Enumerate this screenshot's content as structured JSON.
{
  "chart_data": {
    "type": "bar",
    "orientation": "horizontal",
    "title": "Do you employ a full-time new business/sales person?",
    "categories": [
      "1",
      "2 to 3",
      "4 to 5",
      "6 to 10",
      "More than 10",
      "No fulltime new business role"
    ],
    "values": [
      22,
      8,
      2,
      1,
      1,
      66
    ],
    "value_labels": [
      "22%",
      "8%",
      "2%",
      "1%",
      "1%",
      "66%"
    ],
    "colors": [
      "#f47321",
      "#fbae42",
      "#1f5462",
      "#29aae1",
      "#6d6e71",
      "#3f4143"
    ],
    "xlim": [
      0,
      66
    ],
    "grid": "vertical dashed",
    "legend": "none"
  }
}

### [AIM OF THE TASK]
Every record above should be copied exactly.

### [CORRECT OUTPUT]
Enumerate this screenshot's content as structured JSON.
{
  "chart_data": {
    "type": "bar",
    "orientation": "horizontal",
    "title": "Do you employ a full-time new business/sales person?",
    "categories": [
      "1",
      "2 to 3",
      "4 to 5",
      "6 to 10",
      "More than 10",
      "No fulltime new business role"
    ],
    "values": [
      22,
      8,
      2,
      1,
      1,
      66
    ],
    "value_labels": [
      "22%",
      "8%",
      "2%",
      "1%",
      "1%",
      "66%"
    ],
    "colors": [
      "#f47321",
      "#fbae42",
      "#1f5462",
      "#29aae1",
      "#6d6e71",
      "#3f4143"
    ],
    "xlim": [
      0,
      66
    ],
    "grid": "vertical dashed",
    "legend": "none"
  }
}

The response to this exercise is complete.